◆ GIVEN TASK
Search the data for the string "icon" and extract every line where it appears.

-------------------------

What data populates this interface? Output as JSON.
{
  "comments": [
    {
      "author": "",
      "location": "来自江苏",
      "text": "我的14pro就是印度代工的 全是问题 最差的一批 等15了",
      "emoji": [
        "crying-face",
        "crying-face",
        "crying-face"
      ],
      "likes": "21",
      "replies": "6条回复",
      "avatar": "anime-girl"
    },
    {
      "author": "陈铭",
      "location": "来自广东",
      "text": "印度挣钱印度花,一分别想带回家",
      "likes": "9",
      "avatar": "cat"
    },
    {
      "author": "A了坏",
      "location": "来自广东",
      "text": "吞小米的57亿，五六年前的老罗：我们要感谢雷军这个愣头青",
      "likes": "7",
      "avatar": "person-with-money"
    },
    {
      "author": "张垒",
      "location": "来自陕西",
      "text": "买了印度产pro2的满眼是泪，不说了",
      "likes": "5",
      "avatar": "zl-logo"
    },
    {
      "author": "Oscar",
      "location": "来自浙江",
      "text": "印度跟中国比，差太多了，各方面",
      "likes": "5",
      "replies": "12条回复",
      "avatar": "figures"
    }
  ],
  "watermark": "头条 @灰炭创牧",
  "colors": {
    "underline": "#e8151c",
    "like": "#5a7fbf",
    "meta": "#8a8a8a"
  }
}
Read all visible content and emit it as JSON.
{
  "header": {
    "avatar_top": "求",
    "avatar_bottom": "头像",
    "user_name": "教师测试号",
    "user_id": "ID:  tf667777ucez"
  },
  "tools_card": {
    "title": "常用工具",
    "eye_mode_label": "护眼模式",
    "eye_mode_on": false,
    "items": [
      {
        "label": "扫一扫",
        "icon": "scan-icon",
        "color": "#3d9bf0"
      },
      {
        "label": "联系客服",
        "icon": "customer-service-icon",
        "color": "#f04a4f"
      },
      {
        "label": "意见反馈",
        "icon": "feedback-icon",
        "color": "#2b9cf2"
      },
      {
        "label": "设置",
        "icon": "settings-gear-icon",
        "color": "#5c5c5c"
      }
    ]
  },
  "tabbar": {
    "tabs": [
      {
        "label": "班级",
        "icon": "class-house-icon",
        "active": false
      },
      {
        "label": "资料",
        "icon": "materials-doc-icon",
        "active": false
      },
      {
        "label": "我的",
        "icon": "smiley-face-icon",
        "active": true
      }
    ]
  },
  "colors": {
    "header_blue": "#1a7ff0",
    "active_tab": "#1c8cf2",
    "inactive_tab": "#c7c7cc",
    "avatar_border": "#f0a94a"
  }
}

-------------------------

◆ ANSWER FOR THIS EXERCISE
        "icon": "scan-icon",
        "icon": "customer-service-icon",
        "icon": "feedback-icon",
        "icon": "settings-gear-icon",
        "icon": "class-house-icon",
        "icon": "materials-doc-icon",
        "icon": "smiley-face-icon",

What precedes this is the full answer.